Work to be completed ▸
Skip every image and restate the data word for word.
--- START ---
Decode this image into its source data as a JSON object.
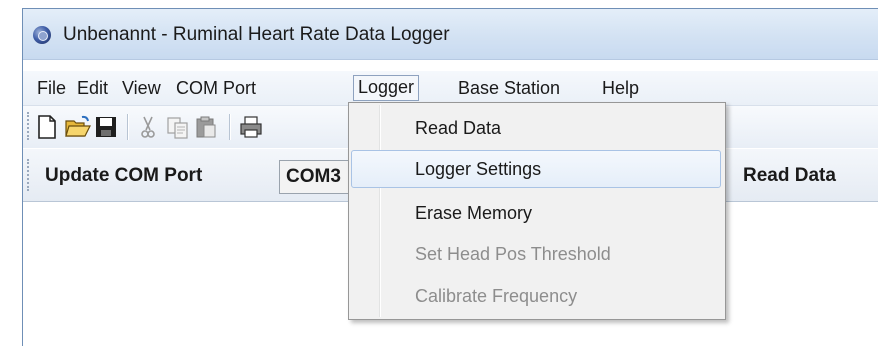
{
  "window": {
    "title": "Unbenannt - Ruminal Heart Rate Data Logger"
  },
  "menubar": {
    "items": [
      {
        "label": "File"
      },
      {
        "label": "Edit"
      },
      {
        "label": "View"
      },
      {
        "label": "COM Port"
      },
      {
        "label": "Logger"
      },
      {
        "label": "Base Station"
      },
      {
        "label": "Help"
      }
    ]
  },
  "toolbar": {
    "icons": [
      "new-file-icon",
      "open-folder-icon",
      "save-icon",
      "cut-icon",
      "copy-icon",
      "paste-icon",
      "print-icon"
    ]
  },
  "controls": {
    "update_com_port_label": "Update COM Port",
    "com_port_value": "COM3",
    "read_data_label": "Read Data"
  },
  "logger_menu": {
    "items": [
      {
        "label": "Read Data",
        "enabled": true
      },
      {
        "label": "Logger Settings",
        "enabled": true
      },
      {
        "label": "Erase Memory",
        "enabled": true
      },
      {
        "label": "Set Head Pos Threshold",
        "enabled": false
      },
      {
        "label": "Calibrate Frequency",
        "enabled": false
      }
    ]
  }
}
--- END ---
Result of the exercise ▸
Decode this image into its source data as a JSON object.
{
  "window": {
    "title": "Unbenannt - Ruminal Heart Rate Data Logger"
  },
  "menubar": {
    "items": [
      {
        "label": "File"
      },
      {
        "label": "Edit"
      },
      {
        "label": "View"
      },
      {
        "label": "COM Port"
      },
      {
        "label": "Logger"
      },
      {
        "label": "Base Station"
      },
      {
        "label": "Help"
      }
    ]
  },
  "toolbar": {
    "icons": [
      "new-file-icon",
      "open-folder-icon",
      "save-icon",
      "cut-icon",
      "copy-icon",
      "paste-icon",
      "print-icon"
    ]
  },
  "controls": {
    "update_com_port_label": "Update COM Port",
    "com_port_value": "COM3",
    "read_data_label": "Read Data"
  },
  "logger_menu": {
    "items": [
      {
        "label": "Read Data",
        "enabled": true
      },
      {
        "label": "Logger Settings",
        "enabled": true
      },
      {
        "label": "Erase Memory",
        "enabled": true
      },
      {
        "label": "Set Head Pos Threshold",
        "enabled": false
      },
      {
        "label": "Calibrate Frequency",
        "enabled": false
      }
    ]
  }
}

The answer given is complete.